Task to carry out
Reproduce every entry below precisely. Pictures are excluded from the copy.

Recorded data
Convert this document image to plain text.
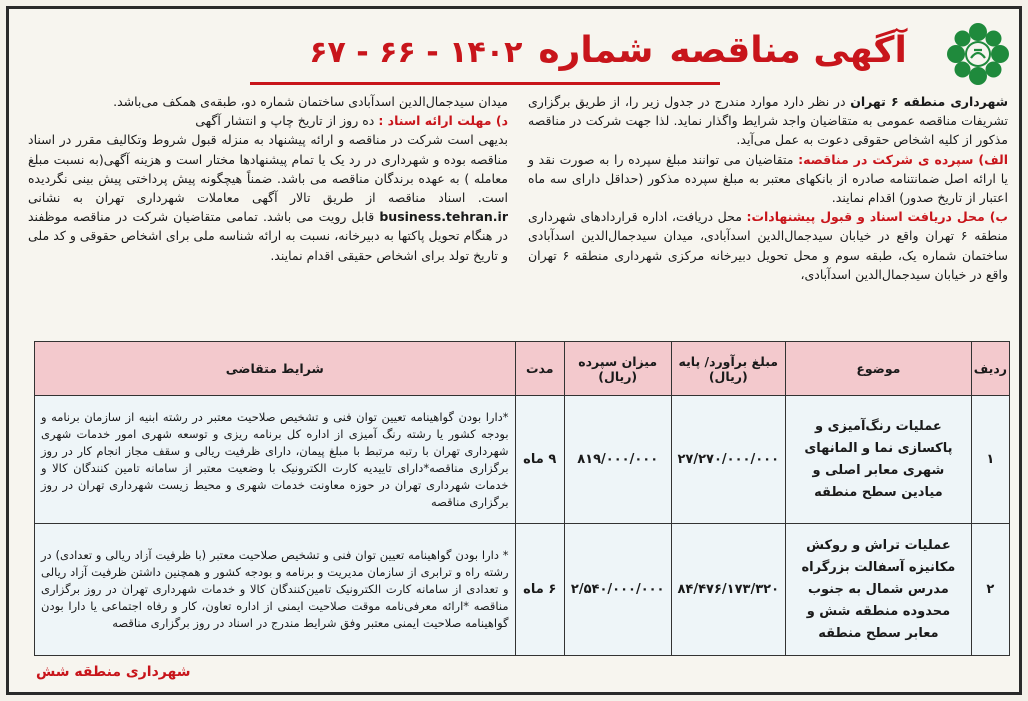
آگهی مناقصه
شماره
۶۷ - ۶۶ - ۱۴۰۲
شهرداری منطقه ۶ تهران در نظر دارد موارد مندرج در جدول زیر را، از طریق برگزاری تشریفات مناقصه عمومی به متقاضیان واجد شرایط واگذار نماید. لذا جهت شرکت در مناقصه مذکور از کلیه اشخاص حقوقی دعوت به عمل می‌آید.
الف) سپرده ی شرکت در مناقصه: متقاضیان می توانند مبلغ سپرده را به صورت نقد و یا ارائه اصل ضمانتنامه صادره از بانکهای معتبر به مبلغ سپرده مذکور (حداقل دارای سه ماه اعتبار از تاریخ صدور) اقدام نمایند.
ب) محل دریافت اسناد و قبول پیشنهادات: محل دریافت، اداره قراردادهای شهرداری منطقه ۶ تهران واقع در خیابان سیدجمال‌الدین اسدآبادی، میدان سیدجمال‌الدین اسدآبادی ساختمان شماره یک، طبقه سوم و محل تحویل دبیرخانه مرکزی شهرداری منطقه ۶ تهران واقع در خیابان سیدجمال‌الدین اسدآبادی،
میدان سیدجمال‌الدین اسدآبادی ساختمان شماره دو، طبقه‌ی همکف می‌باشد.
د) مهلت ارائه اسناد : ده روز از تاریخ چاپ و انتشار آگهی
بدیهی است شرکت در مناقصه و ارائه پیشنهاد به منزله قبول شروط وتکالیف مقرر در اسناد مناقصه بوده و شهرداری در رد یک یا تمام پیشنهادها مختار است و هزینه آگهی(به نسبت مبلغ معامله ) به عهده برندگان مناقصه می باشد. ضمناً هیچگونه پیش پرداختی پیش بینی نگردیده است. اسناد مناقصه از طریق تالار آگهی معاملات شهرداری تهران به نشانی business.tehran.ir قابل رویت می باشد. تمامی متقاضیان شرکت در مناقصه موظفند در هنگام تحویل پاکتها به دبیرخانه، نسبت به ارائه شناسه ملی برای اشخاص حقوقی و کد ملی و تاریخ تولد برای اشخاص حقیقی اقدام نمایند.
ردیف	موضوع	مبلغ برآورد/ پایه (ریال)	میزان سپرده (ریال)	مدت	شرایط متقاضی
۱	عملیات رنگ‌آمیزی و پاکسازی نما و المانهای شهری معابر اصلی و میادین سطح منطقه	۲۷/۲۷۰/۰۰۰/۰۰۰	۸۱۹/۰۰۰/۰۰۰	۹ ماه	*دارا بودن گواهینامه تعیین توان فنی و تشخیص صلاحیت معتبر در رشته ابنیه از سازمان برنامه و بودجه کشور یا رشته رنگ آمیزی از اداره کل برنامه ریزی و توسعه شهری امور خدمات شهری شهرداری تهران با رتبه مرتبط با مبلغ پیمان، دارای ظرفیت ریالی و سقف مجاز انجام کار در روز برگزاری مناقصه*دارای تاییدیه کارت الکترونیک با وضعیت معتبر از سامانه تامین کنندگان کالا و خدمات شهرداری تهران در حوزه معاونت خدمات شهری و محیط زیست شهرداری تهران در روز برگزاری مناقصه
۲	عملیات تراش و روکش مکانیزه آسفالت بزرگراه مدرس شمال به جنوب محدوده منطقه شش و معابر سطح منطقه	۸۴/۴۷۶/۱۷۳/۳۲۰	۲/۵۴۰/۰۰۰/۰۰۰	۶ ماه	* دارا بودن گواهینامه تعیین توان فنی و تشخیص صلاحیت معتبر (با ظرفیت آزاد ریالی و تعدادی) در رشته راه و ترابری از سازمان مدیریت و برنامه و بودجه کشور و همچنین داشتن ظرفیت آزاد ریالی و تعدادی از سامانه کارت الکترونیک تامین‌کنندگان کالا و خدمات شهرداری تهران در روز برگزاری مناقصه *ارائه معرفی‌نامه موقت صلاحیت ایمنی از اداره تعاون، کار و رفاه اجتماعی یا دارا بودن گواهینامه صلاحیت ایمنی معتبر وفق شرایط مندرج در اسناد در روز برگزاری مناقصه
شهرداری منطقه شش
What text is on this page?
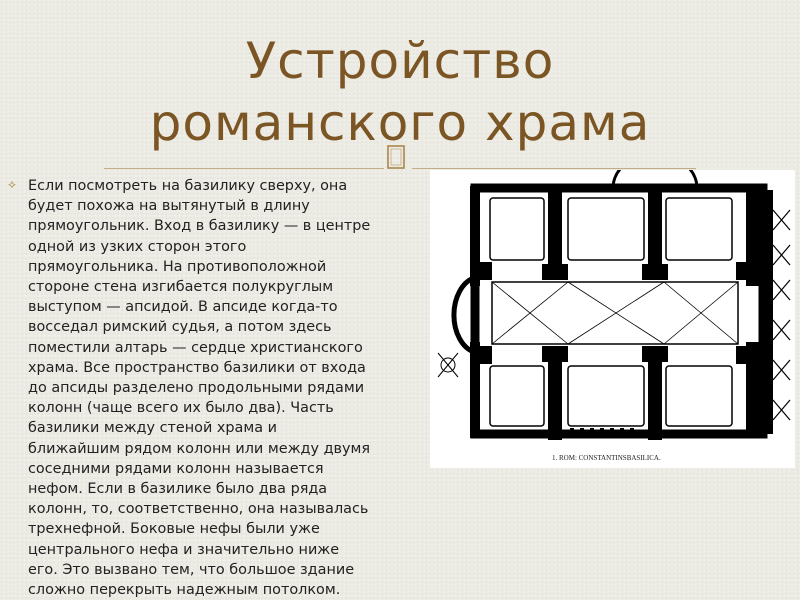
Устройство
романского храма
⟡ Если посмотреть на базилику сверху, она
будет похожа на вытянутый в длину
прямоугольник. Вход в базилику — в центре
одной из узких сторон этого
прямоугольника. На противоположной
стороне стена изгибается полукруглым
выступом — апсидой. В апсиде когда-то
восседал римский судья, а потом здесь
поместили алтарь — сердце христианского
храма. Все пространство базилики от входа
до апсиды разделено продольными рядами
колонн (чаще всего их было два). Часть
базилики между стеной храма и
ближайшим рядом колонн или между двумя
соседними рядами колонн называется
нефом. Если в базилике было два ряда
колонн, то, соответственно, она называлась
трехнефной. Боковые нефы были уже
центрального нефа и значительно ниже
его. Это вызвано тем, что большое здание
сложно перекрыть надежным потолком.
1. ROM: CONSTANTINSBASILICA.
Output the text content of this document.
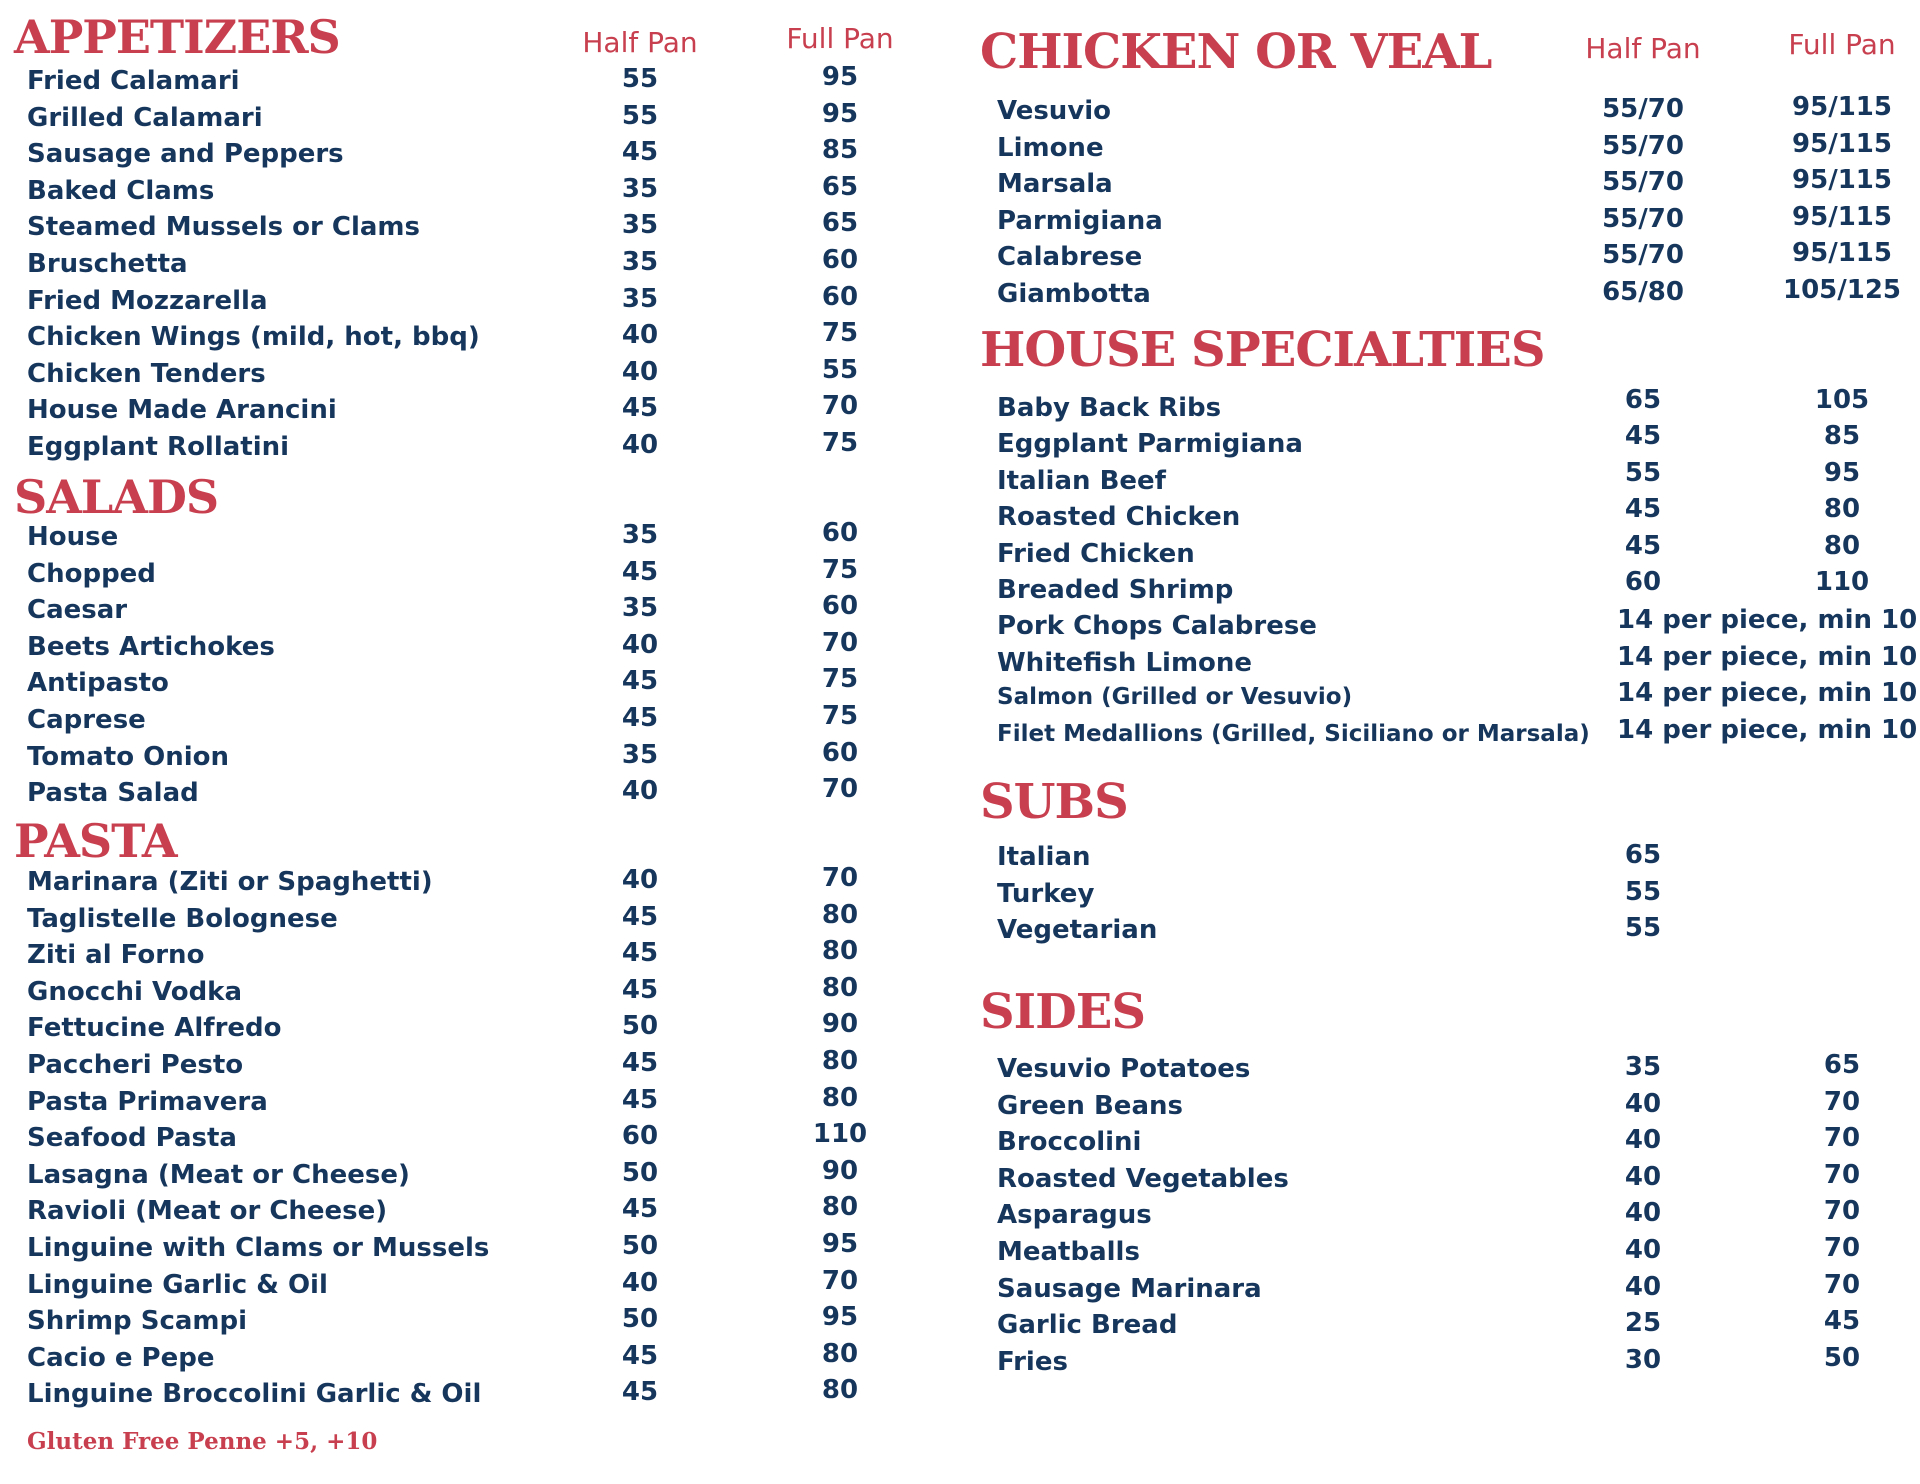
APPETIZERS	Half Pan	Full Pan
Fried Calamari	55	95
Grilled Calamari	55	95
Sausage and Peppers	45	85
Baked Clams	35	65
Steamed Mussels or Clams	35	65
Bruschetta	35	60
Fried Mozzarella	35	60
Chicken Wings (mild, hot, bbq)	40	75
Chicken Tenders	40	55
House Made Arancini	45	70
Eggplant Rollatini	40	75
SALADS
House	35	60
Chopped	45	75
Caesar	35	60
Beets Artichokes	40	70
Antipasto	45	75
Caprese	45	75
Tomato Onion	35	60
Pasta Salad	40	70
PASTA
Marinara (Ziti or Spaghetti)	40	70
Taglistelle Bolognese	45	80
Ziti al Forno	45	80
Gnocchi Vodka	45	80
Fettucine Alfredo	50	90
Paccheri Pesto	45	80
Pasta Primavera	45	80
Seafood Pasta	60	110
Lasagna (Meat or Cheese)	50	90
Ravioli (Meat or Cheese)	45	80
Linguine with Clams or Mussels	50	95
Linguine Garlic & Oil	40	70
Shrimp Scampi	50	95
Cacio e Pepe	45	80
Linguine Broccolini Garlic & Oil	45	80
CHICKEN OR VEAL	Half Pan	Full Pan
Vesuvio	55/70	95/115
Limone	55/70	95/115
Marsala	55/70	95/115
Parmigiana	55/70	95/115
Calabrese	55/70	95/115
Giambotta	65/80	105/125
HOUSE SPECIALTIES
Baby Back Ribs	65	105
Eggplant Parmigiana	45	85
Italian Beef	55	95
Roasted Chicken	45	80
Fried Chicken	45	80
Breaded Shrimp	60	110
Pork Chops Calabrese	14 per piece, min 10
Whitefish Limone	14 per piece, min 10
Salmon (Grilled or Vesuvio)	14 per piece, min 10
Filet Medallions (Grilled, Siciliano or Marsala) 14 per piece, min 10
SUBS
Italian	65
Turkey	55
Vegetarian	55
SIDES
Vesuvio Potatoes	35	65
Green Beans	40	70
Broccolini	40	70
Roasted Vegetables	40	70
Asparagus	40	70
Meatballs	40	70
Sausage Marinara	40	70
Garlic Bread	25	45
Fries	30	50
Gluten Free Penne +5, +10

Final result
Convert this document image to plain text.
آگهی مناقصه
شماره
۶۷ - ۶۶ - ۱۴۰۲
شهرداری منطقه ۶ تهران در نظر دارد موارد مندرج در جدول زیر را، از طریق برگزاری تشریفات مناقصه عمومی به متقاضیان واجد شرایط واگذار نماید. لذا جهت شرکت در مناقصه مذکور از کلیه اشخاص حقوقی دعوت به عمل می‌آید.
الف) سپرده ی شرکت در مناقصه: متقاضیان می توانند مبلغ سپرده را به صورت نقد و یا ارائه اصل ضمانتنامه صادره از بانکهای معتبر به مبلغ سپرده مذکور (حداقل دارای سه ماه اعتبار از تاریخ صدور) اقدام نمایند.
ب) محل دریافت اسناد و قبول پیشنهادات: محل دریافت، اداره قراردادهای شهرداری منطقه ۶ تهران واقع در خیابان سیدجمال‌الدین اسدآبادی، میدان سیدجمال‌الدین اسدآبادی ساختمان شماره یک، طبقه سوم و محل تحویل دبیرخانه مرکزی شهرداری منطقه ۶ تهران واقع در خیابان سیدجمال‌الدین اسدآبادی،
میدان سیدجمال‌الدین اسدآبادی ساختمان شماره دو، طبقه‌ی همکف می‌باشد.
د) مهلت ارائه اسناد : ده روز از تاریخ چاپ و انتشار آگهی
بدیهی است شرکت در مناقصه و ارائه پیشنهاد به منزله قبول شروط وتکالیف مقرر در اسناد مناقصه بوده و شهرداری در رد یک یا تمام پیشنهادها مختار است و هزینه آگهی(به نسبت مبلغ معامله ) به عهده برندگان مناقصه می باشد. ضمناً هیچگونه پیش پرداختی پیش بینی نگردیده است. اسناد مناقصه از طریق تالار آگهی معاملات شهرداری تهران به نشانی business.tehran.ir قابل رویت می باشد. تمامی متقاضیان شرکت در مناقصه موظفند در هنگام تحویل پاکتها به دبیرخانه، نسبت به ارائه شناسه ملی برای اشخاص حقوقی و کد ملی و تاریخ تولد برای اشخاص حقیقی اقدام نمایند.
ردیف	موضوع	مبلغ برآورد/ پایه (ریال)	میزان سپرده (ریال)	مدت	شرایط متقاضی
۱	عملیات رنگ‌آمیزی و پاکسازی نما و المانهای شهری معابر اصلی و میادین سطح منطقه	۲۷/۲۷۰/۰۰۰/۰۰۰	۸۱۹/۰۰۰/۰۰۰	۹ ماه	*دارا بودن گواهینامه تعیین توان فنی و تشخیص صلاحیت معتبر در رشته ابنیه از سازمان برنامه و بودجه کشور یا رشته رنگ آمیزی از اداره کل برنامه ریزی و توسعه شهری امور خدمات شهری شهرداری تهران با رتبه مرتبط با مبلغ پیمان، دارای ظرفیت ریالی و سقف مجاز انجام کار در روز برگزاری مناقصه*دارای تاییدیه کارت الکترونیک با وضعیت معتبر از سامانه تامین کنندگان کالا و خدمات شهرداری تهران در حوزه معاونت خدمات شهری و محیط زیست شهرداری تهران در روز برگزاری مناقصه
۲	عملیات تراش و روکش مکانیزه آسفالت بزرگراه مدرس شمال به جنوب محدوده منطقه شش و معابر سطح منطقه	۸۴/۴۷۶/۱۷۳/۳۲۰	۲/۵۴۰/۰۰۰/۰۰۰	۶ ماه	* دارا بودن گواهینامه تعیین توان فنی و تشخیص صلاحیت معتبر (با ظرفیت آزاد ریالی و تعدادی) در رشته راه و ترابری از سازمان مدیریت و برنامه و بودجه کشور و همچنین داشتن ظرفیت آزاد ریالی و تعدادی از سامانه کارت الکترونیک تامین‌کنندگان کالا و خدمات شهرداری تهران در روز برگزاری مناقصه *ارائه معرفی‌نامه موقت صلاحیت ایمنی از اداره تعاون، کار و رفاه اجتماعی یا دارا بودن گواهینامه صلاحیت ایمنی معتبر وفق شرایط مندرج در اسناد در روز برگزاری مناقصه
شهرداری منطقه شش
What text is on this page?
Устройство
романского храма
⟡ Если посмотреть на базилику сверху, она
будет похожа на вытянутый в длину
прямоугольник. Вход в базилику — в центре
одной из узких сторон этого
прямоугольника. На противоположной
стороне стена изгибается полукруглым
выступом — апсидой. В апсиде когда-то
восседал римский судья, а потом здесь
поместили алтарь — сердце христианского
храма. Все пространство базилики от входа
до апсиды разделено продольными рядами
колонн (чаще всего их было два). Часть
базилики между стеной храма и
ближайшим рядом колонн или между двумя
соседними рядами колонн называется
нефом. Если в базилике было два ряда
колонн, то, соответственно, она называлась
трехнефной. Боковые нефы были уже
центрального нефа и значительно ниже
его. Это вызвано тем, что большое здание
сложно перекрыть надежным потолком.
1. ROM: CONSTANTINSBASILICA.
Output the text content of this document.
APPETIZERS	Half Pan	Full Pan
Fried Calamari	55	95
Grilled Calamari	55	95
Sausage and Peppers	45	85
Baked Clams	35	65
Steamed Mussels or Clams	35	65
Bruschetta	35	60
Fried Mozzarella	35	60
Chicken Wings (mild, hot, bbq)	40	75
Chicken Tenders	40	55
House Made Arancini	45	70
Eggplant Rollatini	40	75
SALADS
House	35	60
Chopped	45	75
Caesar	35	60
Beets Artichokes	40	70
Antipasto	45	75
Caprese	45	75
Tomato Onion	35	60
Pasta Salad	40	70
PASTA
Marinara (Ziti or Spaghetti)	40	70
Taglistelle Bolognese	45	80
Ziti al Forno	45	80
Gnocchi Vodka	45	80
Fettucine Alfredo	50	90
Paccheri Pesto	45	80
Pasta Primavera	45	80
Seafood Pasta	60	110
Lasagna (Meat or Cheese)	50	90
Ravioli (Meat or Cheese)	45	80
Linguine with Clams or Mussels	50	95
Linguine Garlic & Oil	40	70
Shrimp Scampi	50	95
Cacio e Pepe	45	80
Linguine Broccolini Garlic & Oil	45	80
CHICKEN OR VEAL	Half Pan	Full Pan
Vesuvio	55/70	95/115
Limone	55/70	95/115
Marsala	55/70	95/115
Parmigiana	55/70	95/115
Calabrese	55/70	95/115
Giambotta	65/80	105/125
HOUSE SPECIALTIES
Baby Back Ribs	65	105
Eggplant Parmigiana	45	85
Italian Beef	55	95
Roasted Chicken	45	80
Fried Chicken	45	80
Breaded Shrimp	60	110
Pork Chops Calabrese	14 per piece, min 10
Whitefish Limone	14 per piece, min 10
Salmon (Grilled or Vesuvio)	14 per piece, min 10
Filet Medallions (Grilled, Siciliano or Marsala) 14 per piece, min 10
SUBS
Italian	65
Turkey	55
Vegetarian	55
SIDES
Vesuvio Potatoes	35	65
Green Beans	40	70
Broccolini	40	70
Roasted Vegetables	40	70
Asparagus	40	70
Meatballs	40	70
Sausage Marinara	40	70
Garlic Bread	25	45
Fries	30	50
Gluten Free Penne +5, +10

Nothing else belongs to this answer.